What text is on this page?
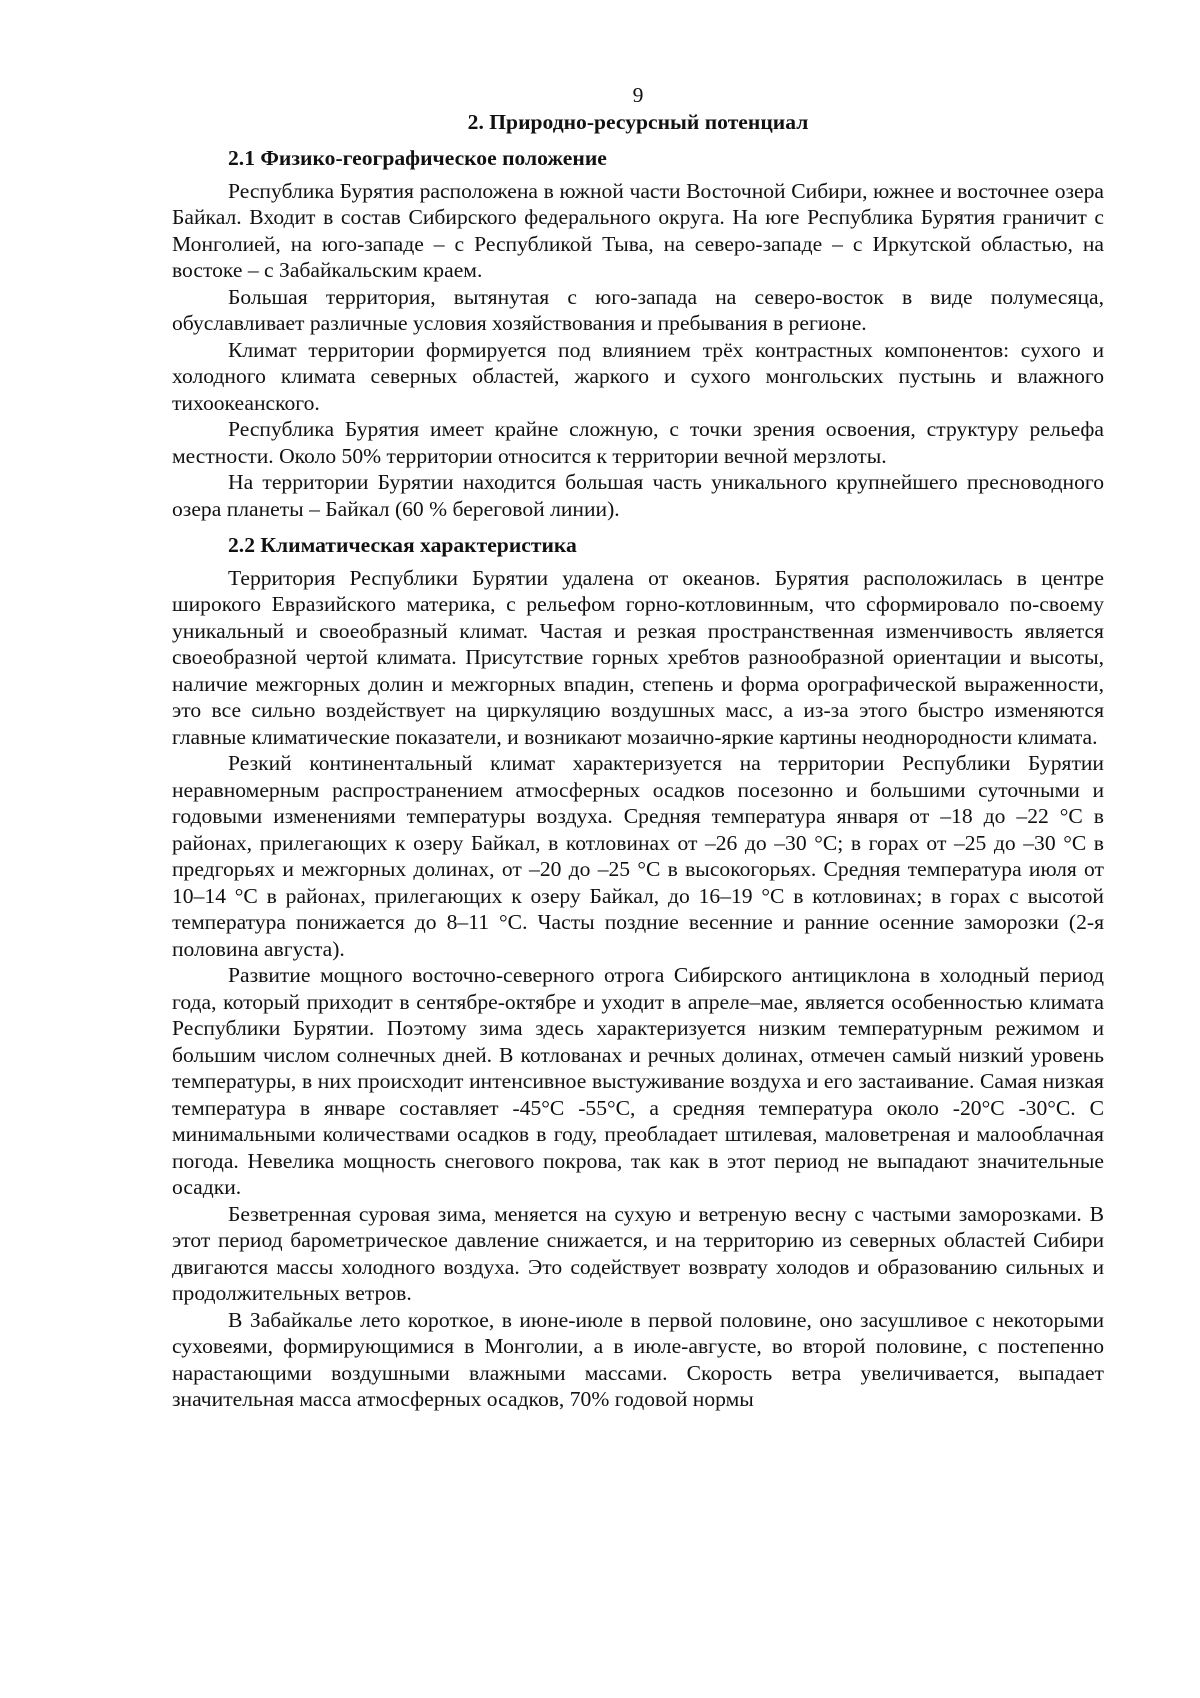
9
2. Природно-ресурсный потенциал
2.1 Физико-географическое положение

Республика Бурятия расположена в южной части Восточной Сибири, южнее и восточнее озера Байкал. Входит в состав Сибирского федерального округа. На юге Республика Бурятия граничит с Монголией, на юго-западе – с Республикой Тыва, на северо-западе – с Иркутской областью, на востоке – с Забайкальским краем.

Большая территория, вытянутая с юго-запада на северо-восток в виде полумесяца, обуславливает различные условия хозяйствования и пребывания в регионе.

Климат территории формируется под влиянием трёх контрастных компонентов: сухого и холодного климата северных областей, жаркого и сухого монгольских пустынь и влажного тихоокеанского.

Республика Бурятия имеет крайне сложную, с точки зрения освоения, структуру рельефа местности. Около 50% территории относится к территории вечной мерзлоты.

На территории Бурятии находится большая часть уникального крупнейшего пресноводного озера планеты – Байкал (60 % береговой линии).

2.2 Климатическая характеристика

Территория Республики Бурятии удалена от океанов. Бурятия расположилась в центре широкого Евразийского материка, с рельефом горно-котловинным, что сформировало по-своему уникальный и своеобразный климат. Частая и резкая пространственная изменчивость является своеобразной чертой климата. Присутствие горных хребтов разнообразной ориентации и высоты, наличие межгорных долин и межгорных впадин, степень и форма орографической выраженности, это все сильно воздействует на циркуляцию воздушных масс, а из-за этого быстро изменяются главные климатические показатели, и возникают мозаично-яркие картины неоднородности климата.

Резкий континентальный климат характеризуется на территории Республики Бурятии неравномерным распространением атмосферных осадков посезонно и большими суточными и годовыми изменениями температуры воздуха. Средняя температура января от –18 до –22 °С в районах, прилегающих к озеру Байкал, в котловинах от –26 до –30 °С; в горах от –25 до –30 °С в предгорьях и межгорных долинах, от –20 до –25 °С в высокогорьях. Средняя температура июля от 10–14 °С в районах, прилегающих к озеру Байкал, до 16–19 °С в котловинах; в горах с высотой температура понижается до 8–11 °С. Часты поздние весенние и ранние осенние заморозки (2-я половина августа).

Развитие мощного восточно-северного отрога Сибирского антициклона в холодный период года, который приходит в сентябре-октябре и уходит в апреле–мае, является особенностью климата Республики Бурятии. Поэтому зима здесь характеризуется низким температурным режимом и большим числом солнечных дней. В котлованах и речных долинах, отмечен самый низкий уровень температуры, в них происходит интенсивное выстуживание воздуха и его застаивание. Самая низкая температура в январе составляет -45°С -55°С, а средняя температура около -20°С -30°С. С минимальными количествами осадков в году, преобладает штилевая, маловетреная и малооблачная погода. Невелика мощность снегового покрова, так как в этот период не выпадают значительные осадки.

Безветренная суровая зима, меняется на сухую и ветреную весну с частыми заморозками. В этот период барометрическое давление снижается, и на территорию из северных областей Сибири двигаются массы холодного воздуха. Это содействует возврату холодов и образованию сильных и продолжительных ветров.

В Забайкалье лето короткое, в июне-июле в первой половине, оно засушливое с некоторыми суховеями, формирующимися в Монголии, а в июле-августе, во второй половине, с постепенно нарастающими воздушными влажными массами. Скорость ветра увеличивается, выпадает значительная масса атмосферных осадков, 70% годовой нормы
───
**Exercise**
Write out each entry exactly as given, but skip the pictures.

**Solution for this problem**
What text is on this page?
9
2. Природно-ресурсный потенциал
2.1 Физико-географическое положение

Республика Бурятия расположена в южной части Восточной Сибири, южнее и восточнее озера Байкал. Входит в состав Сибирского федерального округа. На юге Республика Бурятия граничит с Монголией, на юго-западе – с Республикой Тыва, на северо-западе – с Иркутской областью, на востоке – с Забайкальским краем.

Большая территория, вытянутая с юго-запада на северо-восток в виде полумесяца, обуславливает различные условия хозяйствования и пребывания в регионе.

Климат территории формируется под влиянием трёх контрастных компонентов: сухого и холодного климата северных областей, жаркого и сухого монгольских пустынь и влажного тихоокеанского.

Республика Бурятия имеет крайне сложную, с точки зрения освоения, структуру рельефа местности. Около 50% территории относится к территории вечной мерзлоты.

На территории Бурятии находится большая часть уникального крупнейшего пресноводного озера планеты – Байкал (60 % береговой линии).

2.2 Климатическая характеристика

Территория Республики Бурятии удалена от океанов. Бурятия расположилась в центре широкого Евразийского материка, с рельефом горно-котловинным, что сформировало по-своему уникальный и своеобразный климат. Частая и резкая пространственная изменчивость является своеобразной чертой климата. Присутствие горных хребтов разнообразной ориентации и высоты, наличие межгорных долин и межгорных впадин, степень и форма орографической выраженности, это все сильно воздействует на циркуляцию воздушных масс, а из-за этого быстро изменяются главные климатические показатели, и возникают мозаично-яркие картины неоднородности климата.

Резкий континентальный климат характеризуется на территории Республики Бурятии неравномерным распространением атмосферных осадков посезонно и большими суточными и годовыми изменениями температуры воздуха. Средняя температура января от –18 до –22 °С в районах, прилегающих к озеру Байкал, в котловинах от –26 до –30 °С; в горах от –25 до –30 °С в предгорьях и межгорных долинах, от –20 до –25 °С в высокогорьях. Средняя температура июля от 10–14 °С в районах, прилегающих к озеру Байкал, до 16–19 °С в котловинах; в горах с высотой температура понижается до 8–11 °С. Часты поздние весенние и ранние осенние заморозки (2-я половина августа).

Развитие мощного восточно-северного отрога Сибирского антициклона в холодный период года, который приходит в сентябре-октябре и уходит в апреле–мае, является особенностью климата Республики Бурятии. Поэтому зима здесь характеризуется низким температурным режимом и большим числом солнечных дней. В котлованах и речных долинах, отмечен самый низкий уровень температуры, в них происходит интенсивное выстуживание воздуха и его застаивание. Самая низкая температура в январе составляет -45°С -55°С, а средняя температура около -20°С -30°С. С минимальными количествами осадков в году, преобладает штилевая, маловетреная и малооблачная погода. Невелика мощность снегового покрова, так как в этот период не выпадают значительные осадки.

Безветренная суровая зима, меняется на сухую и ветреную весну с частыми заморозками. В этот период барометрическое давление снижается, и на территорию из северных областей Сибири двигаются массы холодного воздуха. Это содействует возврату холодов и образованию сильных и продолжительных ветров.

В Забайкалье лето короткое, в июне-июле в первой половине, оно засушливое с некоторыми суховеями, формирующимися в Монголии, а в июле-августе, во второй половине, с постепенно нарастающими воздушными влажными массами. Скорость ветра увеличивается, выпадает значительная масса атмосферных осадков, 70% годовой нормы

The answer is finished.